▸ **TEXTE PROPOSÉ**

· · · ·

Mon Chili, d’hier à maintenant

Andrés Fontecilla, Le Devoir 2 novembre 2019

Je suis débarqué à l’aéroport de Dorval un beau jour d’hiver de 1981. Du haut de mes 13 ans, je n’avais encore jamais vu la neige et je n’avais aucune connaissance du français, sauf le fait que cette langue se parlait au Québec, ce que je trouvais fort étrange d’ailleurs. Je ne connaissais pas encore notre patrie d’accueil, mais elle me connaissait déjà un peu : l’arrivée au pouvoir de Salvador Allende avait fait grand bruit au Québec et son assassinat avait provoqué un élan de solidarité et d’accueil de familles comme la mienne.

Pour nous, Chiliens fuyant la nuit de la dictature, ce premier pas en sol québécois avait le goût d’un rayon de soleil. Les Québécois nous ont accueillis comme les leurs. Avec le temps, nous sommes devenus les leurs. Parfaitement intégrée, la communauté chilienne fait son entrée dans notre paysage politique avec l’élection d’Osvaldo Nuñez sous la bannière du Bloc québécois en 1993.

· · · ·

▸ **DONNÉES FOURNIES**
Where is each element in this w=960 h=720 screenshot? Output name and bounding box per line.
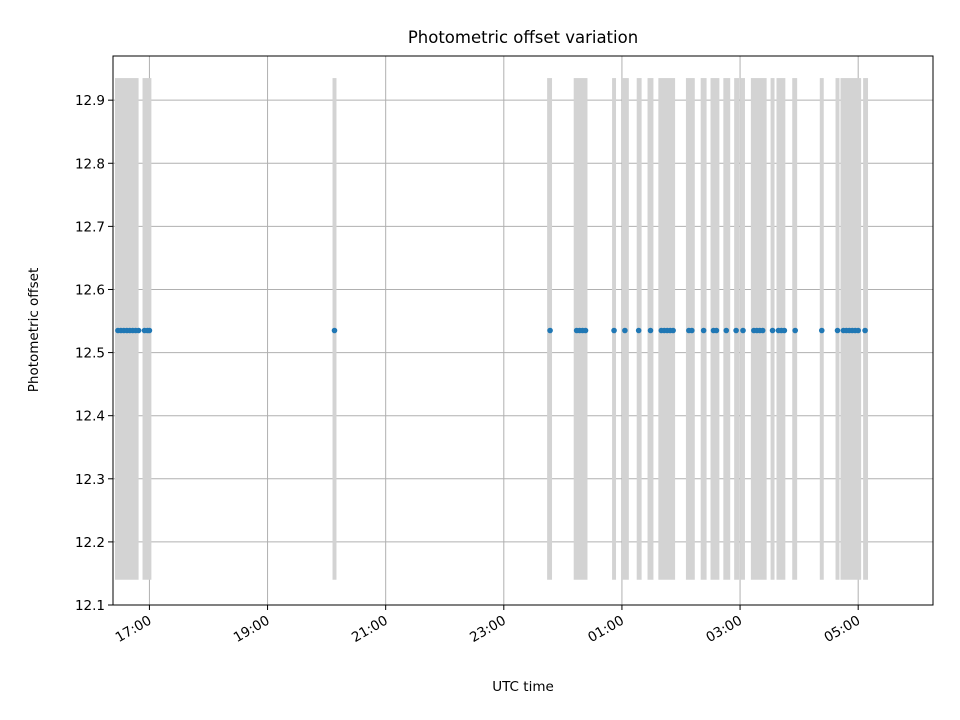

· · · ·

▸ **CONSIGNE 1**
D'après le texte sur le Chili, en quelle année Osvaldo Nuñez a-t-il été élu sous la bannière du Bloc québécois ?
▸ **CONSIGNE 2**
Reprenez mot pour mot le passage du texte sur le Chili qui commence aux mots « Andrés Fontecilla, Le » et se termine après les mots « comme la mienne. ».
▸ **CONSIGNE 3**
Poursuivez la rédaction du texte sur le Chili à partir de sa dernière phrase.
Les données proviennent d'une source distincte du texte.

▸ **RÉPONSE 1**
En 1993.

▸ **RÉPONSE 2**
Andrés Fontecilla, Le Devoir 2 novembre 2019

Je suis débarqué à l’aéroport de Dorval un beau jour d’hiver de 1981. Du haut de mes 13 ans, je n’avais encore jamais vu la neige et je n’avais aucune connaissance du français, sauf le fait que cette langue se parlait au Québec, ce que je trouvais fort étrange d’ailleurs. Je ne connaissais pas encore notre patrie d’accueil, mais elle me connaissait déjà un peu : l’arrivée au pouvoir de Salvador Allende avait fait grand bruit au Québec et son assassinat avait provoqué un élan de solidarité et d’accueil de familles comme la mienne.

▸ **RÉPONSE 3**
Lorsque le général Pinochet est chassé par référendum, le Québec tourne son regard ailleurs. Avec le retour de la démocratie, le Chili refait sa réputation à l’international : désormais considéré comme un havre de paix, de stabilité et de succès économique, il n’a plus besoin de notre solidarité.

Les événements des deux dernières semaines auront fait voler ce mythe en éclats, maigre réconfort quand la souffrance du peuple chilien s’étale à nouveau dans nos journaux. Le Chili produit de la richesse, énormément de richesse, mais cette richesse ne parvient jamais jusqu’aux poches des gens qui la produisent.

Élève modèle de l’école de Chicago et de son maître à penser Milton Friedman, l’économie chilienne sert de laboratoire au néolibéralisme. Le secteur public est décharné jusqu’aux os, laissant la gestion de l’éducation de la santé et des retraites entre les mains du privé. Les richesses naturelles du pays, cuivre, bois, fruits, produits de la mer, sont exploitées par des multinationales ou par des capitalistes locaux qui en mènent large dans ce pays où les protections sociales et les syndicats sont aussi faibles que les salaires.

Trente pesos

Pinochet est mort, vive Pinochet ! Le modèle économique, social et politique qu’il a enfanté est bien vivant. Mais pour encore combien de temps ?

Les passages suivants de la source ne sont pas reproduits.